--- Exercise brief ---
Copy out each line of the data that holds the word "name".

--- Excerpts from a figure dataset ---
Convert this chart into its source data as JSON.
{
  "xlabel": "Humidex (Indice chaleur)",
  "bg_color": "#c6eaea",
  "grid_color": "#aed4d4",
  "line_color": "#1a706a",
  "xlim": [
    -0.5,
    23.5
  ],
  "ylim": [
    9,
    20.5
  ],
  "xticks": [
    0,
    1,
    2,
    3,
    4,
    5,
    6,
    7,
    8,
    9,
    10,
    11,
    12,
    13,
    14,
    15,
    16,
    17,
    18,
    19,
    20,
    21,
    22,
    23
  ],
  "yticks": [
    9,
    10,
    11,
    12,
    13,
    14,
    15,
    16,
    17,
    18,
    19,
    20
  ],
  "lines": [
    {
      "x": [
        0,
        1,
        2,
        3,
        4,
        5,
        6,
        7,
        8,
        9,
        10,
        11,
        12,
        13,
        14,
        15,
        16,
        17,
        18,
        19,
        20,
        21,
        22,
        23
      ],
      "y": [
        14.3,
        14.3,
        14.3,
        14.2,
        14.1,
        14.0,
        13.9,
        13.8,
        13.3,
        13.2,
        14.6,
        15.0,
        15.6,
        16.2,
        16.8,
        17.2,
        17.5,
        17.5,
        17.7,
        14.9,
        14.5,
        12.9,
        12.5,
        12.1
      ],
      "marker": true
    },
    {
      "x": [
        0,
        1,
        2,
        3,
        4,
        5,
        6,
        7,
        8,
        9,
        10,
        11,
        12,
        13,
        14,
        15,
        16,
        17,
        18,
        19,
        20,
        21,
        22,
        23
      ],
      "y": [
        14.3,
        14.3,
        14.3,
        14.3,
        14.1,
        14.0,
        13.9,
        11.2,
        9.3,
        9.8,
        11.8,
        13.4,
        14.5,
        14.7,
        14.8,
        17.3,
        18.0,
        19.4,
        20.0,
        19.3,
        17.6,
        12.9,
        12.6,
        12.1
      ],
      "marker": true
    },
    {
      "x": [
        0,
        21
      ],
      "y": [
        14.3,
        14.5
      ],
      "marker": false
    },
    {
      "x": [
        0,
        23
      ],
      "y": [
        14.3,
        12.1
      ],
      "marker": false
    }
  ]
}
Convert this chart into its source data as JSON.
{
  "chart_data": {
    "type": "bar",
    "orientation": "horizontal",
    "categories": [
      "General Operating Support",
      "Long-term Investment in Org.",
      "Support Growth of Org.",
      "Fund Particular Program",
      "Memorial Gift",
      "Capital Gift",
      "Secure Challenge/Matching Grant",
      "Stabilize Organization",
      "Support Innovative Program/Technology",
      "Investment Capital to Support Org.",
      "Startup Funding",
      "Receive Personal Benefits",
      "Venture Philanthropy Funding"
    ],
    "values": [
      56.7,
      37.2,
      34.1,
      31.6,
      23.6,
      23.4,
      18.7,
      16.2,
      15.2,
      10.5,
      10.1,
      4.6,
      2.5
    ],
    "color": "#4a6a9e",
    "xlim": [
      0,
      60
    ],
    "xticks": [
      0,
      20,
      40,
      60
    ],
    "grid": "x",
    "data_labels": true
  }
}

==

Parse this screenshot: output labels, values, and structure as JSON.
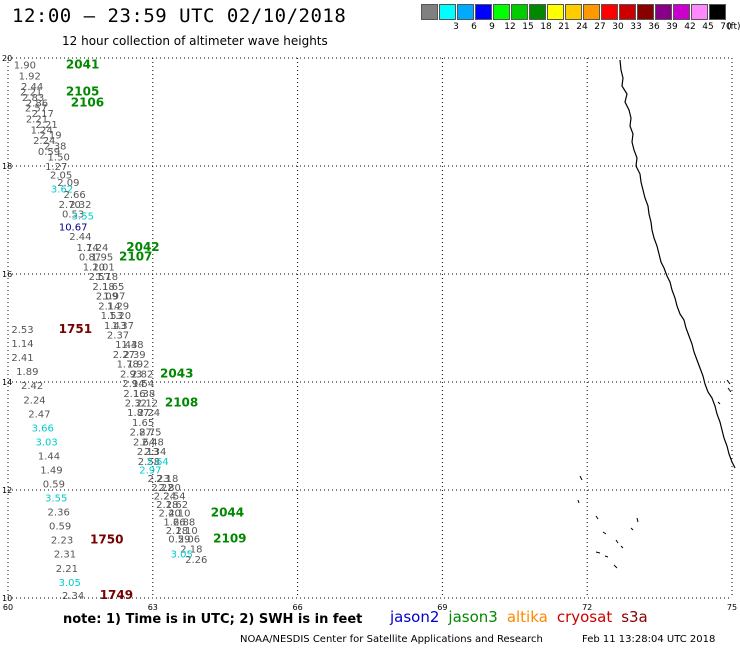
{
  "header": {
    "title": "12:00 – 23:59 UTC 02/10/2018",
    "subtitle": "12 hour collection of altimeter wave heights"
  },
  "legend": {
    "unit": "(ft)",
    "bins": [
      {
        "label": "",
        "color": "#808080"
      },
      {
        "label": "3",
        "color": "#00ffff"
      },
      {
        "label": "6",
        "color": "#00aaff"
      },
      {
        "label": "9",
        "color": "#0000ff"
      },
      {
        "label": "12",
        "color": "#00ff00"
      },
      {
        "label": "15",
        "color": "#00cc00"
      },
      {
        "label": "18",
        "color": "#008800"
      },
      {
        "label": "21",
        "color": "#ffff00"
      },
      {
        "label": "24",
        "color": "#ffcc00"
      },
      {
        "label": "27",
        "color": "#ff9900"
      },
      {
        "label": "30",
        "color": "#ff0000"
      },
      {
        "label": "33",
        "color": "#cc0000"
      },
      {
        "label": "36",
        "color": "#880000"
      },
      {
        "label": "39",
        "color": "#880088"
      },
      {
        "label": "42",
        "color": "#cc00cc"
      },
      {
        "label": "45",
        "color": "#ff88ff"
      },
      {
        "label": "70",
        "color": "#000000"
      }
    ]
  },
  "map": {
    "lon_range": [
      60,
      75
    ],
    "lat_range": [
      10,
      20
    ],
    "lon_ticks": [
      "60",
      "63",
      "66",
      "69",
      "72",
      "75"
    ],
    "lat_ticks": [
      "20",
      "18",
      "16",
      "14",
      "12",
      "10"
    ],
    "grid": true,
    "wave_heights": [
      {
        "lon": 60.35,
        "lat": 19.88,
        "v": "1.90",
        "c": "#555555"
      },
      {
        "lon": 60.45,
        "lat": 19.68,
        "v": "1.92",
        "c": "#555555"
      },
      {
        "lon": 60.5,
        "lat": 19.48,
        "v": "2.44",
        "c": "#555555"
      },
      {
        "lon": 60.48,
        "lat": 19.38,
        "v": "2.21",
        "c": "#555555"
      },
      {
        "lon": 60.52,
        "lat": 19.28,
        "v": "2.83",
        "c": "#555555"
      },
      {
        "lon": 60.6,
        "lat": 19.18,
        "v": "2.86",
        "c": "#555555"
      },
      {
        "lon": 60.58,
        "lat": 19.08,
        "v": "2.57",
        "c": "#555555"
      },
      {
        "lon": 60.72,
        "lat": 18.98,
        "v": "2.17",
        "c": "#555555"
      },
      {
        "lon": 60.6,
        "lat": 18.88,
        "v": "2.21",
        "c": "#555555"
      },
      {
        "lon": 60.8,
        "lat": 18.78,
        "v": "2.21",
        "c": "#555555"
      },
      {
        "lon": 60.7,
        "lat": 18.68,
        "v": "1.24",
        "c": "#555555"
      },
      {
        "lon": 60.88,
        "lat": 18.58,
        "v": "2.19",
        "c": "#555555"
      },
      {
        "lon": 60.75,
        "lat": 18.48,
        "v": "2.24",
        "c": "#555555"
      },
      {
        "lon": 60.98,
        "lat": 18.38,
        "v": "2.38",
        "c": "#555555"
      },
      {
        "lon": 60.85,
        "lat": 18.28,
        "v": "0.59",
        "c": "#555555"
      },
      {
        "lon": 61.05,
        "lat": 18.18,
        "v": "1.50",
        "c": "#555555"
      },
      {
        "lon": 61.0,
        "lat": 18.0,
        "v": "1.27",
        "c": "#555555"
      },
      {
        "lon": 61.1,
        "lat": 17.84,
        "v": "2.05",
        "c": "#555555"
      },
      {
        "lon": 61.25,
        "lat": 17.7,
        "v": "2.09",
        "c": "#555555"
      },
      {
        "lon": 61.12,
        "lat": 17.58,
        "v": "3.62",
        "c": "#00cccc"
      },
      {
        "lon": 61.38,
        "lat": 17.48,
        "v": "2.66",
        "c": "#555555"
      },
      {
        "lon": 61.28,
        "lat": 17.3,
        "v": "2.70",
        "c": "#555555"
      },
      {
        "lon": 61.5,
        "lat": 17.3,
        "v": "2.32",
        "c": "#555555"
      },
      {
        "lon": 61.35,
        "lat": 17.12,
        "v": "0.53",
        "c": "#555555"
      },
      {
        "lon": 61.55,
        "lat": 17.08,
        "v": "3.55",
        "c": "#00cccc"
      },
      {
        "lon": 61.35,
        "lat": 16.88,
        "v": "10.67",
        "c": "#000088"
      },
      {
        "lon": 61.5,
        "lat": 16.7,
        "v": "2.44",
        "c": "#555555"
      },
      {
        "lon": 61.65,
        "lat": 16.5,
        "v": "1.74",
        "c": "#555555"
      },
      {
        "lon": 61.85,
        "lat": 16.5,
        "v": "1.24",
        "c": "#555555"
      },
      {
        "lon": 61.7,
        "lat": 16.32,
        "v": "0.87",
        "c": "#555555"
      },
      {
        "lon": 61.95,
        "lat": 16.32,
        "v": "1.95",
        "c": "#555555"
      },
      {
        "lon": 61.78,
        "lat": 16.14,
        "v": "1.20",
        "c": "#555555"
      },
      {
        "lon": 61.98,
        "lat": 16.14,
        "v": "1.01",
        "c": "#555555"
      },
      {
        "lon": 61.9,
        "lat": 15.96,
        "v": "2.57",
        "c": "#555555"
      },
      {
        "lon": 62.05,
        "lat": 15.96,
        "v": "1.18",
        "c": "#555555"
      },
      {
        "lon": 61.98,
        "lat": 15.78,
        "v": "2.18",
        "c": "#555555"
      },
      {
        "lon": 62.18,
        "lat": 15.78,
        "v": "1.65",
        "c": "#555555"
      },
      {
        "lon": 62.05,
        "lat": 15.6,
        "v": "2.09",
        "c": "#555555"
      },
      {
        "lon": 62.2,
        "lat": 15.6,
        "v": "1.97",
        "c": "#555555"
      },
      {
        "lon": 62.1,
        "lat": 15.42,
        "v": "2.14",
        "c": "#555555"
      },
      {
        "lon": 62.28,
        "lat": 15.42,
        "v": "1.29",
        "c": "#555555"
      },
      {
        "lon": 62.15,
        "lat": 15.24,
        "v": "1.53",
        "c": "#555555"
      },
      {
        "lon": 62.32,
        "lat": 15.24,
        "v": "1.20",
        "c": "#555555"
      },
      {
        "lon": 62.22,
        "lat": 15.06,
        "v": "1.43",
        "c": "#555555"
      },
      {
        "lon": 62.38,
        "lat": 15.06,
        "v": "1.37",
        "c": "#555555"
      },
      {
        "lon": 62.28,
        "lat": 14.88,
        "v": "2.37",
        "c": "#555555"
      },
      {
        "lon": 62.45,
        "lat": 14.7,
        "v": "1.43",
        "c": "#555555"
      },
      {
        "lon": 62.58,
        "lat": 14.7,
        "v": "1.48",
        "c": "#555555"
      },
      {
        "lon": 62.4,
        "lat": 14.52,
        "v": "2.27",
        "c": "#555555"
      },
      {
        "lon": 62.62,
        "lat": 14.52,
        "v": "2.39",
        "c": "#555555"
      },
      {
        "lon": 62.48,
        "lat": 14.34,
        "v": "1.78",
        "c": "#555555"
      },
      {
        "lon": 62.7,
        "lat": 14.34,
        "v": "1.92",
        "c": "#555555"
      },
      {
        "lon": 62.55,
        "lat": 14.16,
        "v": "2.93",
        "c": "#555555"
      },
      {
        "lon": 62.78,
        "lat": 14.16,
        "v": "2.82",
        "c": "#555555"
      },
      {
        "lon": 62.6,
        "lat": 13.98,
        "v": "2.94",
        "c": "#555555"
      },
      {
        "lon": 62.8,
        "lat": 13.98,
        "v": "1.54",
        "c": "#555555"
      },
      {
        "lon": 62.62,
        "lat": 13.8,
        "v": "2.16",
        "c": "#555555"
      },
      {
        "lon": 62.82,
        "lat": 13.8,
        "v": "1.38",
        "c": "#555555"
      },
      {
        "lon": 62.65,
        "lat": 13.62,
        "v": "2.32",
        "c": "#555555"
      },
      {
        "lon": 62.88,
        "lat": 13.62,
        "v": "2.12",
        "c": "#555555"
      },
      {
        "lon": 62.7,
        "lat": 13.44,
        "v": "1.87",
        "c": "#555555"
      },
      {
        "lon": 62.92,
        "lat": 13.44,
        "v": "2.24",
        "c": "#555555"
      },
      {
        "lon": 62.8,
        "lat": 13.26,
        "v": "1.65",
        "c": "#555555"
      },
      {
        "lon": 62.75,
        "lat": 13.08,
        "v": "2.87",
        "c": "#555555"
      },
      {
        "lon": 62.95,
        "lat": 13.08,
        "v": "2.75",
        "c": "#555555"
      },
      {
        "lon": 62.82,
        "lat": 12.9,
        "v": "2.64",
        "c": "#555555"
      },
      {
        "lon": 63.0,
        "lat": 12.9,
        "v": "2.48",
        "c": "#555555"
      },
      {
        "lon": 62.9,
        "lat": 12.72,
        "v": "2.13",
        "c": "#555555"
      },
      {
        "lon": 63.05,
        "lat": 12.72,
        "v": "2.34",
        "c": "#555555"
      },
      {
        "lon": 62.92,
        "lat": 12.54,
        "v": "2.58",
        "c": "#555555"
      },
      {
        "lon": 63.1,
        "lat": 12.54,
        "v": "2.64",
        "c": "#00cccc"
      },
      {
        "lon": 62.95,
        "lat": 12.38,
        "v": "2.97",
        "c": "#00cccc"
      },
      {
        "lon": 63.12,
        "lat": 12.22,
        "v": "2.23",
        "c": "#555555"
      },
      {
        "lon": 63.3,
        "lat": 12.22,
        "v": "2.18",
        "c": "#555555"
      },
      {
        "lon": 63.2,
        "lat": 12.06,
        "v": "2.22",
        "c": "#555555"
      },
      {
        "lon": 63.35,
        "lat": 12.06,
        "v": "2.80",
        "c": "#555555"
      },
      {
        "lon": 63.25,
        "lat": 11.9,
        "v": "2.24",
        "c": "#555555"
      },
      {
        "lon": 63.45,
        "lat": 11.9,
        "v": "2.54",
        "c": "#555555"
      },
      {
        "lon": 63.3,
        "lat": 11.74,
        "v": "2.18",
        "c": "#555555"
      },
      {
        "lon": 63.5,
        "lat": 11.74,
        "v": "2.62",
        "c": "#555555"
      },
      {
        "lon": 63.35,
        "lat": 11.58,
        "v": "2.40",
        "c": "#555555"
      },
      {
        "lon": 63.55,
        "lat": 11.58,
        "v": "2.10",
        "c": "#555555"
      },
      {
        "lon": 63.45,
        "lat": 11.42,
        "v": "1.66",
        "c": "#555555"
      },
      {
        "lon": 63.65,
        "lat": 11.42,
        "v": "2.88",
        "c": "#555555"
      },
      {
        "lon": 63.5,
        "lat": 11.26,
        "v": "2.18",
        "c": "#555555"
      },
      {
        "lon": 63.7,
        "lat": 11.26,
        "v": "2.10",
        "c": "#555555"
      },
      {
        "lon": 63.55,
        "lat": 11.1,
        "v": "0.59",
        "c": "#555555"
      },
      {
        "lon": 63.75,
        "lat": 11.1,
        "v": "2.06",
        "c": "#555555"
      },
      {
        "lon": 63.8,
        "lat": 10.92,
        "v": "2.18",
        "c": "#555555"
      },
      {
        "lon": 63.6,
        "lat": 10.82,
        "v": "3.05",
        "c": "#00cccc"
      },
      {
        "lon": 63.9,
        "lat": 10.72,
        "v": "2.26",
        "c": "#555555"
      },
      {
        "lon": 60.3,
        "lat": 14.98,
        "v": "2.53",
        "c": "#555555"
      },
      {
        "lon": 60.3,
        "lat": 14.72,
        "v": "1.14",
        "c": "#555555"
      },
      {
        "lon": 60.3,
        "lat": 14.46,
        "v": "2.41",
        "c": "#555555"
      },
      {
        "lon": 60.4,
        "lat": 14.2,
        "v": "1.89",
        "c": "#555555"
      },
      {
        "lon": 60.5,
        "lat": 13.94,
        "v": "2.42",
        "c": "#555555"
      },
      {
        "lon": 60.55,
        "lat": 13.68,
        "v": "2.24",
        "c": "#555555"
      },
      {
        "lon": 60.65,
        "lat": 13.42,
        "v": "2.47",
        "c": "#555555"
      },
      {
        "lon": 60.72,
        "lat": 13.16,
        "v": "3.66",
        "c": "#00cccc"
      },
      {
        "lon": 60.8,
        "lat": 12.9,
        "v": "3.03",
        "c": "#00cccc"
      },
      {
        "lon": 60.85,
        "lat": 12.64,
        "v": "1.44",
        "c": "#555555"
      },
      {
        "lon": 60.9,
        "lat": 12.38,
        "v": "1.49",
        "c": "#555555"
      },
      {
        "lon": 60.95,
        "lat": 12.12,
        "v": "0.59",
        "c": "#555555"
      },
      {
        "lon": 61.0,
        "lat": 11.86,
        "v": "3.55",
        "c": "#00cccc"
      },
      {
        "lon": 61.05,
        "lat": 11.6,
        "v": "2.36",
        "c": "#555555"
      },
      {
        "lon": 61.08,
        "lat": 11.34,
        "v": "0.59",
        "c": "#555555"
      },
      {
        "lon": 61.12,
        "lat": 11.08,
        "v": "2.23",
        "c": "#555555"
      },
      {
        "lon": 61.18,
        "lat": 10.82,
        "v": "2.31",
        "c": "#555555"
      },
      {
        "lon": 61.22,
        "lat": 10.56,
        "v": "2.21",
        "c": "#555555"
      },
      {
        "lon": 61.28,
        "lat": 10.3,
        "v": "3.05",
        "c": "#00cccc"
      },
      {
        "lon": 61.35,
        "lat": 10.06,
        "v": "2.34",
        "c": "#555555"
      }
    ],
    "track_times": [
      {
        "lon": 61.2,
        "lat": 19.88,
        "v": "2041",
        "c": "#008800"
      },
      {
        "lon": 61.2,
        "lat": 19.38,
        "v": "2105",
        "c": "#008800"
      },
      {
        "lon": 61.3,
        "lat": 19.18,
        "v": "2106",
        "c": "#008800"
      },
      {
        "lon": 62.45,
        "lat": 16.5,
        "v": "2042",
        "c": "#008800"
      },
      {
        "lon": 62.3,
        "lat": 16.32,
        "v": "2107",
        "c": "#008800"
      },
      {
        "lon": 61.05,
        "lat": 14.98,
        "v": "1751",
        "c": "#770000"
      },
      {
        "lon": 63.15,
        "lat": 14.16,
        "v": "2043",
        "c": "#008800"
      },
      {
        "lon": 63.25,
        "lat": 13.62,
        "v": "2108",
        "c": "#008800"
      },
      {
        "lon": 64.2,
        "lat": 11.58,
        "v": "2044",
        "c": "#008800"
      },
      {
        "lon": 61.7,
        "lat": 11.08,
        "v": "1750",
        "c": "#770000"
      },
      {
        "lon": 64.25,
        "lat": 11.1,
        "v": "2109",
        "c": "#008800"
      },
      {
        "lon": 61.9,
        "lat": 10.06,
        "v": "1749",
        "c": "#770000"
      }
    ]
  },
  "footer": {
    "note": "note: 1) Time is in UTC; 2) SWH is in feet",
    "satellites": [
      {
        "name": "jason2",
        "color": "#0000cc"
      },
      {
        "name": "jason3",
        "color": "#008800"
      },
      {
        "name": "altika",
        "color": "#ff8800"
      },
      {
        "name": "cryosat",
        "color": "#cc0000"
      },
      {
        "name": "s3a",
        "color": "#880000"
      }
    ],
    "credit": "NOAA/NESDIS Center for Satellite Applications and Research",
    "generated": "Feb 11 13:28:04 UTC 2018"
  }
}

--- Task output ---
        "name": "jason2",
        "name": "jason3",
        "name": "altika",
        "name": "cryosat",
        "name": "s3a",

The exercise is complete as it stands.